• _Given passage_:
------------------------

The Allen Stone Electric Mayhem Ensemble played to our largest ever Australian crowd last night at the Metro Theatre in Sydney, and as I’m writing this while in line at the oversized baggage drop off point, waiting for an impossible amount of upright basses to confuse the airport staff and, inevitably, jam the luggage conveyer belt, I’m grateful for music, where it’s taken me, and what I continue to learn.
“A Scotsman, a South African, and an American walk into a bar in Australia” sounds like the setup for an awful joke, but in my case it’s just another family gathering. As I’m writing this, the Sydney Opera House is shimmering against a cloudless, sapphire sky, and whatever clichéd, Bob-Seger-road-warrior stuff’s out the window - I’m in one of the world’s great cities, variously accented Larkins laid waste to a local drinking hole last night, and music paid for the ticket. It’s a good day, and another sold out show tonight will make it even better.
Having an international family means traditional gatherings are challenging. “Let’s have Christmas at Grandma’s” involves tens of thousands of dollars in airfare, and the Herculean task of coordinating a multi-continent slumber party tends to be met with a resounding “meh.” Luckily, this line of work allows me to see everyone about once a year, whether it’s Australia, South Africa, London, Singapore, or wherever the hell my weirdo tribe lands. It’s my favorite part of the job.
And, as a musician, travel’s a reminder that if a certain scene’s hipness feels like a suffocating miasma of hopelessness, well, we live in a big ol’ beautiful world - if your tunes don’t resonate in Music City, maybe they will in Melbourne, or Munich, or Madrid. Book a ticket and find out.
The Stringed Instrument Emotive Face Tripod, courtesy of the Allen Stone Electric Ensemble in Melbourne, Victoria, Australia.
Australian crowds are always awesome, and last night was no exception. Looking out onto a packed club in a country a VERY long way away from the nearest Waffle House never gets old.
But it was a wedge gig, and we are, in satisfying rock and/or roll fashion, terrifyingly loud on stage, so not only am I jet lagged and under-caffeinated at the time of writing, but also shell shocked, having been bludgeoned for the better part of two hours by cymbal crashes, synthesizer bleep-bloops, and a buzzsaw overdrive tone that would’ve made Lemmy from Motörhead proud. It’s taken a concerning amount of time to write 111 words, and I recognize an all-day-underpants-day when I see one.
At any rate, the point of today’s MoaT - check out our opener for this run, Louis Baker. A soul artist from Wellington, New Zealand, one of my new favorite singers, and a sweet heart of a human. Inspiring stuff.
I am, as they say here in Australia, “up at sparrows,” swimming in jet lag but happy as a clam, strolling along the streets of Melbourne near our hotel, early enough that go-getter types are jogging and yoga-ing and drinking soy-based caffeine-y things, and late enough that boozy, skinny-jean enthusiasts are staggering home. It’s sunny and lovely and we’re going to play soul music in front of a thousand or so people tonight.

------------------------

• _Stored rows_:
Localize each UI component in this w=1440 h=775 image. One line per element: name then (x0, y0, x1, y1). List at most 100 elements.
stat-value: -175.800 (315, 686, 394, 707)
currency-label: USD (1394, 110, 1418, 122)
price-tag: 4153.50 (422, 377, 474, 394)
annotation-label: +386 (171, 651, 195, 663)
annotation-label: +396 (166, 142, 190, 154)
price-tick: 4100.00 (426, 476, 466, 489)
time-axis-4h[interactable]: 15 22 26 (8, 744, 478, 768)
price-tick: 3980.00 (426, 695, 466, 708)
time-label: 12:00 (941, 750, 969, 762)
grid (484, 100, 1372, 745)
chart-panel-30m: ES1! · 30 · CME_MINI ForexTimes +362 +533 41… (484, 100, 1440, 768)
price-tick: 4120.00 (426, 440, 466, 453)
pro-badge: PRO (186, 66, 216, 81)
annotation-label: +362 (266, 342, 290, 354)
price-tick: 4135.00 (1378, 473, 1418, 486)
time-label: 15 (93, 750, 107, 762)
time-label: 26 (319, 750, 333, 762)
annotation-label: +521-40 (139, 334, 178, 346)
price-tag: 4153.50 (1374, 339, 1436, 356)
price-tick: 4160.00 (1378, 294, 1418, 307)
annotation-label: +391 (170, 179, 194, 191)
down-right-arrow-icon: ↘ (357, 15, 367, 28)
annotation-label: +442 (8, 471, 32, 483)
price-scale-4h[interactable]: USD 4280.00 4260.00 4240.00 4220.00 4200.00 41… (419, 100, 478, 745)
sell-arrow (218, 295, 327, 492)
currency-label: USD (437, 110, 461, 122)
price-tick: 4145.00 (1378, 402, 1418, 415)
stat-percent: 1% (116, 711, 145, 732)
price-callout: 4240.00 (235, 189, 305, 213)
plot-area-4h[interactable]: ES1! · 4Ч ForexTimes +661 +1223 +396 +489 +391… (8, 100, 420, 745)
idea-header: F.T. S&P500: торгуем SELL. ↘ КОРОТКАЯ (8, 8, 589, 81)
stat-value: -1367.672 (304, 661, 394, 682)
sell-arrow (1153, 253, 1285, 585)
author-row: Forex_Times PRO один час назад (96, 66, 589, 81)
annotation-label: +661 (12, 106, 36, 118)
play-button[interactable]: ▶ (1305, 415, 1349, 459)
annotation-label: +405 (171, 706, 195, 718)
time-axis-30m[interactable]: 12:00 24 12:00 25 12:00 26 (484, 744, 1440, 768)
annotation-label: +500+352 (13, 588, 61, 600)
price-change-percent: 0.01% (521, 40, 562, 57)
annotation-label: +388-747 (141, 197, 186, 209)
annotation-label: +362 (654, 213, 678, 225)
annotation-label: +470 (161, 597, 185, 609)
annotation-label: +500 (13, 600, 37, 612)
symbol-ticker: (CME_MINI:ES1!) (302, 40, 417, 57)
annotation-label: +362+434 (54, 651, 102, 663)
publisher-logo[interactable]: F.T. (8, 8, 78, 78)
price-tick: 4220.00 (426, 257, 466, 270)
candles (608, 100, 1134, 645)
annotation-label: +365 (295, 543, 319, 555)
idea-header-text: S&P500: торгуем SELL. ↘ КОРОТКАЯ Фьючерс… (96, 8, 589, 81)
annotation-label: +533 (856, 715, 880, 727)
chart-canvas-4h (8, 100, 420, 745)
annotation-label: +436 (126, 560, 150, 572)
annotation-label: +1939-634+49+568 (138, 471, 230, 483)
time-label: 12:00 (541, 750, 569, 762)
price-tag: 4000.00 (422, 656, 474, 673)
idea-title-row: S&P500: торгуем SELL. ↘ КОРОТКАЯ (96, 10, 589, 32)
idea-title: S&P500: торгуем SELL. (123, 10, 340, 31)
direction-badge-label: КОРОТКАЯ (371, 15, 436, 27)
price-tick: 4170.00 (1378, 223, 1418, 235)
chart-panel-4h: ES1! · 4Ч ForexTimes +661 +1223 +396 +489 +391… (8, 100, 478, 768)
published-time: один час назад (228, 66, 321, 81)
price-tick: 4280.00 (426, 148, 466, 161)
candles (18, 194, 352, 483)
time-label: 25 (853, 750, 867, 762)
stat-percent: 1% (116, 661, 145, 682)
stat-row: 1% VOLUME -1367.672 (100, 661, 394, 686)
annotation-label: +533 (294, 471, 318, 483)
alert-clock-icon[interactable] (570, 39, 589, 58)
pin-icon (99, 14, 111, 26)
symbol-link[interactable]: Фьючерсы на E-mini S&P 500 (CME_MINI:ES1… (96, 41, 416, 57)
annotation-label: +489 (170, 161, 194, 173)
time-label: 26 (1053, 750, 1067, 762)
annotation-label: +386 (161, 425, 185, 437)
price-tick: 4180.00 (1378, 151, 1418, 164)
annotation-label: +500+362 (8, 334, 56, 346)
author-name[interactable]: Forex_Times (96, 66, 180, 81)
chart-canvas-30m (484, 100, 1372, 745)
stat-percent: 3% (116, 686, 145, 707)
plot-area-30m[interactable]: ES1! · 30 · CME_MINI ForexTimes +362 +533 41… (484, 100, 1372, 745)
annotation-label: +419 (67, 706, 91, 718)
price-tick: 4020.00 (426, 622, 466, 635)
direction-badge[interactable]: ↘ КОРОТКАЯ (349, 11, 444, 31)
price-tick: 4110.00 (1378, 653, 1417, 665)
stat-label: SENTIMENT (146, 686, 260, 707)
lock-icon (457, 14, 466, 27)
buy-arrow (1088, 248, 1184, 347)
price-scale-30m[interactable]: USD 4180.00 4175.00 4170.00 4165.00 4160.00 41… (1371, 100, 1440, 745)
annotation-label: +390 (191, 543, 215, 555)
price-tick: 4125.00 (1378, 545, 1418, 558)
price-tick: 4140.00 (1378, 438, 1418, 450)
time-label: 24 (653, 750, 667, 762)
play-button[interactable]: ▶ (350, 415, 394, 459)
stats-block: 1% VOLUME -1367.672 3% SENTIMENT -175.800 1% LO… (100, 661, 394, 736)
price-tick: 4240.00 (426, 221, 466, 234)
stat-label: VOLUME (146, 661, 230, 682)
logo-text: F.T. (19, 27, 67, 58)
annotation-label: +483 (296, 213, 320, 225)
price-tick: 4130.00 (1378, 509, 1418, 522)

------------------------

• _Set problem 1_: The tour diary names places where the writer's work allows a visit with family about once a year. List those places.
• _Set problem 2_: Continue the tour diary from its final sentence about playing soul music tonight.

• _Task output 1_: Australia, South Africa, London, Singapore

• _Task output 2_:
Survival tip for touring musicians: if you want to do this for a living, sleep is like water. No amount of whiskey-soaked buffoonery’s worth waking up in a foreign country with a nuclear cold. Melbourne’s a fantastic city, but my days of staying out until the wee hours and tying one on are, for the most part, behind me, as is going full-Bourdain. I’m all about a morning constitutional, strong cup of coffee, a few pictures, then power nap and show mode time. I just saw how much they’re charging for tickets, and good lord do I ever owe it to the fans to play my ass off.
I’m sitting across the aisle from the president of a reputable music program at a major university. We’ve met a few times, and such is the theater of air travel that we pretend not to recognize each and it’s totally fine.
I’ve just confirmed that I do, in fact, have a middle seat from LAX to Melbourne, in a row with a bassinet, which means 15 hours of potential close proximity baby crying and my channeling every ounce of musterable energy towards infinite patience. And, judging by the way he’s knocking back Jack and Diets, I’d wager a “how’s the weather” conversation with an acquaintance in a muppet t-shirt isn’t high on Señor Presidente’s list.
So, we sit, staring straight ahead in seasoned traveler bliss, I, with fashion sense severely limiting my number of potential romantic partners, and him, with inspiring, go get ‘em spirit, embracing the opportunity to drink like it’s the end of the world.
To my fellows travelers out there, be well, stay safe, and give your liver a break.
I’m writing this on my comfortable couch in my comfortable little house, about to be en route to the least comfortable place on earth - the Los Angeles International Airport.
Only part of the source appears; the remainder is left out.